• **KUTIPAN HALAMAN**:
—————
Saya masih defensif ketika ia meneruskan,"Justru itulah kita perlu memberikan teladan yang baik kepada anak-anak kita karena merekalah investasi kita. Kita ingin menuai hasil yang baik maka kita perlu menanam benih-benih yang baik pula. Harta, deposito dan tabungan pendidikan yang kamu simpan itu bukan investasi " Oops! kok tahu-tahunya ia kalau saya tertarik pada Program Tabungan Pendidikan yang gencar ditawarkan oleh bank-bank pada istri saya. "Biaya pendidikan bukanlah bagian yang terpenting tapi justru bentuk pendidikan apa yang hendak kamu berikan pada anak-anakmu yang lebih penting. Keteladanan adalah bentuk investasi yang akan saya tanamkan pada anak-anak saya"

"Inggih, Mbah!" jawab saya mengoloknya dan kamipun tertawa bersama.
—————
• **ENTRI DATA**:
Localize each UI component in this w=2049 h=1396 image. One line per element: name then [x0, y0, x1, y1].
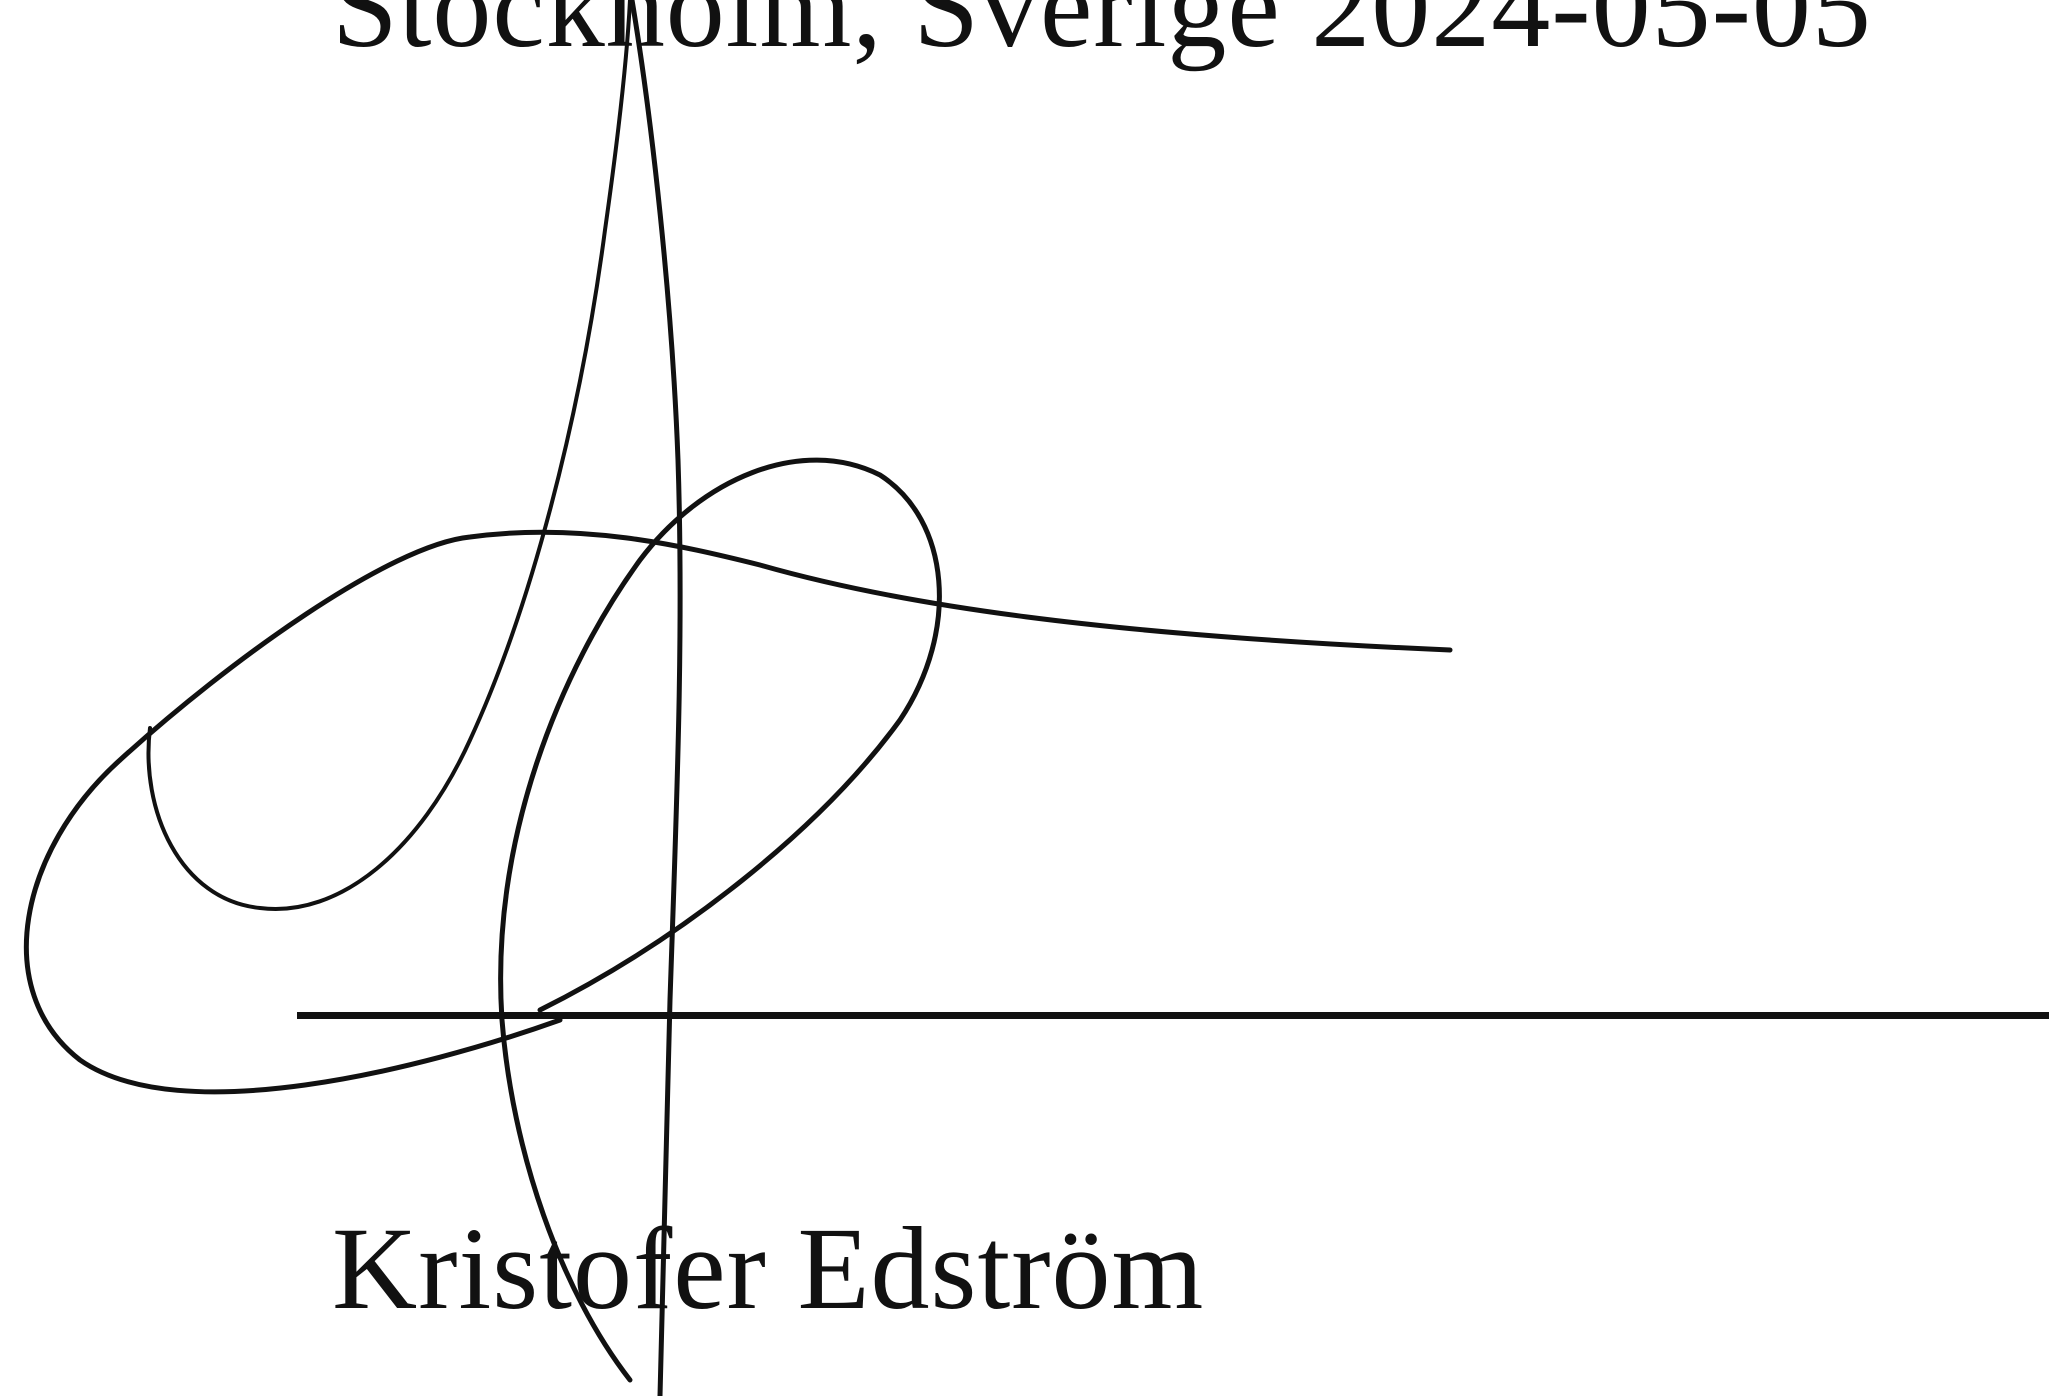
signature-line	[297, 1012, 2049, 1019]
signature-stroke-tall-loop-right	[629, 0, 683, 1396]
signer-name: Kristofer Edström	[332, 1203, 1205, 1334]
place-and-date: Stockholm, Sverige 2024-05-05	[332, 0, 1872, 72]
signature-stroke-outer-loop	[23, 529, 1453, 1095]
signature-stroke-tall-loop-left	[146, 0, 632, 911]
—————
• **DAFTAR TUGAS**:
- 1) Menurut kutipan halaman, mengapa kita perlu memberikan teladan yang baik kepada anak-anak? Jelaskan dalam satu sampai tiga kalimat.
- 2) Tuliskan kembali bagian kutipan halaman di antara "Saya masih defensif" dan "kamipun tertawa bersama.", termasuk kedua ujungnya.

• **JAWABAN TIAP TUGAS**:
- 1) Kita perlu memberikan teladan yang baik karena anak-anak adalah investasi kita. Jika ingin menuai hasil yang baik, kita juga perlu menanam benih-benih yang baik.

- 2)
Saya masih defensif ketika ia meneruskan,"Justru itulah kita perlu memberikan teladan yang baik kepada anak-anak kita karena merekalah investasi kita. Kita ingin menuai hasil yang baik maka kita perlu menanam benih-benih yang baik pula. Harta, deposito dan tabungan pendidikan yang kamu simpan itu bukan investasi " Oops! kok tahu-tahunya ia kalau saya tertarik pada Program Tabungan Pendidikan yang gencar ditawarkan oleh bank-bank pada istri saya. "Biaya pendidikan bukanlah bagian yang terpenting tapi justru bentuk pendidikan apa yang hendak kamu berikan pada anak-anakmu yang lebih penting. Keteladanan adalah bentuk investasi yang akan saya tanamkan pada anak-anak saya"

"Inggih, Mbah!" jawab saya mengoloknya dan kamipun tertawa bersama.